Input records:
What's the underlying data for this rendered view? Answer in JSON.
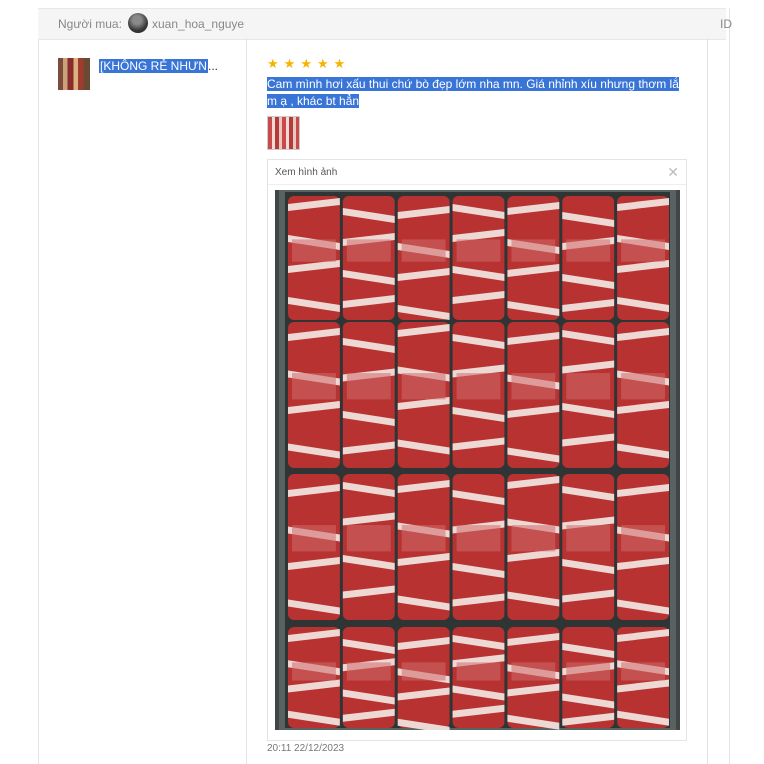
{
  "header": {
    "buyer_label": "Người mua:",
    "buyer_name": "xuan_hoa_nguye",
    "id_label": "ID"
  },
  "product": {
    "title": "[KHÔNG RẺ NHƯN",
    "ellipsis": "..."
  },
  "review": {
    "rating": 5,
    "stars": [
      "★",
      "★",
      "★",
      "★",
      "★"
    ],
    "comment_line1": "Cam mình hơi xấu thui chứ bò đẹp lớm nha mn. Giá nhỉnh xíu nhưng thơm lắ",
    "comment_line2": "m ạ , khác bt hẳn",
    "timestamp": "20:11 22/12/2023"
  },
  "viewer": {
    "title": "Xem hình ảnh",
    "close": "✕"
  },
  "colors": {
    "selection": "#3875d7",
    "star": "#f5b400",
    "meat_red": "#b83232",
    "fat_white": "#f1e6e2"
  }
}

Stated goal: Copy down every line of the entries containing the word "title".

Final result:
    "title": "[KHÔNG RẺ NHƯN",
    "title": "Xem hình ảnh",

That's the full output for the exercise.